* **WHAT TO PRODUCE**: Review the lines that follow and copy each one that contains the word "todos".
* start *
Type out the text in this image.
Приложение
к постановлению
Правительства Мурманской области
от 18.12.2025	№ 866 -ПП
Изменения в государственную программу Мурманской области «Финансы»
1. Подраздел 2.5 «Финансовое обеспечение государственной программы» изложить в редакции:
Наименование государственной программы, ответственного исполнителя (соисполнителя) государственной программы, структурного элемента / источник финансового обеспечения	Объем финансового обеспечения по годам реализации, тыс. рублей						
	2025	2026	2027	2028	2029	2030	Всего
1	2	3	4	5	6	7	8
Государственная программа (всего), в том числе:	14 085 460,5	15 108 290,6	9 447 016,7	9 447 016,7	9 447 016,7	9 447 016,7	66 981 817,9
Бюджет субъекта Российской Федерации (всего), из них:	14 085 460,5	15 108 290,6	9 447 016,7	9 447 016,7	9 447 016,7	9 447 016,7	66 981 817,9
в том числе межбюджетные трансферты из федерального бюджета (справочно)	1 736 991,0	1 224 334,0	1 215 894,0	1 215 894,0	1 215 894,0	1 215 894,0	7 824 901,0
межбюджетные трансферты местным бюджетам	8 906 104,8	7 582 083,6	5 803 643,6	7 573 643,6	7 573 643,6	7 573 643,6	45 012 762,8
* end *
* start *
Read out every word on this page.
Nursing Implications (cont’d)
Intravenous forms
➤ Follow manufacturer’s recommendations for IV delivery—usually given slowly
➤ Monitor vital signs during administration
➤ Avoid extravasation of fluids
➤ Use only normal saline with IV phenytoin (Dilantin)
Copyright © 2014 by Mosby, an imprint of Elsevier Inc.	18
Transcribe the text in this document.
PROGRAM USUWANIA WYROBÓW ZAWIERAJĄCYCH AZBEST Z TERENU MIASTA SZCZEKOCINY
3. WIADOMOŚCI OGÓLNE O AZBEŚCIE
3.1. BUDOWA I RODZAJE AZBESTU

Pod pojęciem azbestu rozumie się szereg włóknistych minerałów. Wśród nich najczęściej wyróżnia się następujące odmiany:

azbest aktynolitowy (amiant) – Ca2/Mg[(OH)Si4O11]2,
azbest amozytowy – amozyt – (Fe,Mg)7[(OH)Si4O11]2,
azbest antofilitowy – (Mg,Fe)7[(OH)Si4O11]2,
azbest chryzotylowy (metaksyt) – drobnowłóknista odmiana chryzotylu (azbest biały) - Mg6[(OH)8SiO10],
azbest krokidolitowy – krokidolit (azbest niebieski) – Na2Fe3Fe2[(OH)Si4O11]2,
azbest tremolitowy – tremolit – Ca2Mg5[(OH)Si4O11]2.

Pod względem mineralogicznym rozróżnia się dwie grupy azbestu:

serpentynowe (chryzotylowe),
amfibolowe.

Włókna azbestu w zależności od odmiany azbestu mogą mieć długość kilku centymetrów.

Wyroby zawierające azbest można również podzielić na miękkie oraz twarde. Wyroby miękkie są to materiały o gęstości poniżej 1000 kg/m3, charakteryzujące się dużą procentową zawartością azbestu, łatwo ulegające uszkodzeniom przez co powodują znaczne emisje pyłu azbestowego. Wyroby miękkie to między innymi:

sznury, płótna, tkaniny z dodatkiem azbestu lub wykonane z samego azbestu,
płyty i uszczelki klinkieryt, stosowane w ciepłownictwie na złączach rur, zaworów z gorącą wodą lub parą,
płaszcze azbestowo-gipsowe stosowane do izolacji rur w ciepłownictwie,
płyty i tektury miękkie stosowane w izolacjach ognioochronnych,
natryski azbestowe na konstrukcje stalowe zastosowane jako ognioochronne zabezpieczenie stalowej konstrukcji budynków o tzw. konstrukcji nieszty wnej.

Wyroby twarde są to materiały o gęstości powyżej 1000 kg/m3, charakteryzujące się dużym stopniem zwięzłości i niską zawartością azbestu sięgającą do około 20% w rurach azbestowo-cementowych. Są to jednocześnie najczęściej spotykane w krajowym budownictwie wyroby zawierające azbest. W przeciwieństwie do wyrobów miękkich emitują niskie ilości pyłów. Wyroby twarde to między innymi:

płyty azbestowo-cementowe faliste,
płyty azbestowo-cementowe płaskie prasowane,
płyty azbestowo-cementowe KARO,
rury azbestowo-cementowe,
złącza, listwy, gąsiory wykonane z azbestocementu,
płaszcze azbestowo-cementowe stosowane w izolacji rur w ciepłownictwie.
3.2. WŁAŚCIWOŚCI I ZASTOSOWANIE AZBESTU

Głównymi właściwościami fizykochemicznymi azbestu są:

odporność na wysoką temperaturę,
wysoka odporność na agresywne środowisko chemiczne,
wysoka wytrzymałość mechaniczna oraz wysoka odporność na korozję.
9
* end *
* start *
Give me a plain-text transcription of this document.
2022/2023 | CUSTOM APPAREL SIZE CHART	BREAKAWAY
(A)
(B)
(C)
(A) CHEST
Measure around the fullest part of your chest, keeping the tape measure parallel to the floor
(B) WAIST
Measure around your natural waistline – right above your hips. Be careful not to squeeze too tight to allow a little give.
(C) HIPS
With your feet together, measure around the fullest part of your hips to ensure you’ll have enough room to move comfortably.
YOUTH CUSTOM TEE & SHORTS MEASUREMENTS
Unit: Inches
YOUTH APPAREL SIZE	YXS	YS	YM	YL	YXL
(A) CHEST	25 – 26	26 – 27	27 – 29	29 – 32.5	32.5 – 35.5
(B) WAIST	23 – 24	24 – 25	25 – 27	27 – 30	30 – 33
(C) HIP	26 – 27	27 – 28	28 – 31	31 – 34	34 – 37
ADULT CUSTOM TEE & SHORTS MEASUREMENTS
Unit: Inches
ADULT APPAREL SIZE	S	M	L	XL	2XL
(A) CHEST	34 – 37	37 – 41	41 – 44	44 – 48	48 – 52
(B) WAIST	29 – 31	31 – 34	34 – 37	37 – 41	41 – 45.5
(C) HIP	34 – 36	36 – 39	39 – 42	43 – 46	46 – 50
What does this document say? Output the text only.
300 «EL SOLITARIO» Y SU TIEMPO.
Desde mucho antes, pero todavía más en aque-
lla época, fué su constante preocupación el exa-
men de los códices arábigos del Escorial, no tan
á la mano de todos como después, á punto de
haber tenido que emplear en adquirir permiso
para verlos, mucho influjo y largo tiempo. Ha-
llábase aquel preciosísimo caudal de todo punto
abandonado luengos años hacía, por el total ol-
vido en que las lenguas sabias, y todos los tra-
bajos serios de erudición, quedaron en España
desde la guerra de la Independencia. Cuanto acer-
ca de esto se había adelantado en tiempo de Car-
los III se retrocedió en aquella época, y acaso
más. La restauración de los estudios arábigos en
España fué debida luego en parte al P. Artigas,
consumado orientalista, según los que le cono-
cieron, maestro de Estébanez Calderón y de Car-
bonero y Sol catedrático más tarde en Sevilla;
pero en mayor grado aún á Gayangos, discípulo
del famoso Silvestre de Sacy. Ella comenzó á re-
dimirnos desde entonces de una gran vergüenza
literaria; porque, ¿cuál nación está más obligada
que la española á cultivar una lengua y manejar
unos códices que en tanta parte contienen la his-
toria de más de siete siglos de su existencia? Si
* end *
* **SOLUTION TO THIS TASK**:
á la mano de todos como después, á punto de
vido en que las lenguas sabias, y todos los tra-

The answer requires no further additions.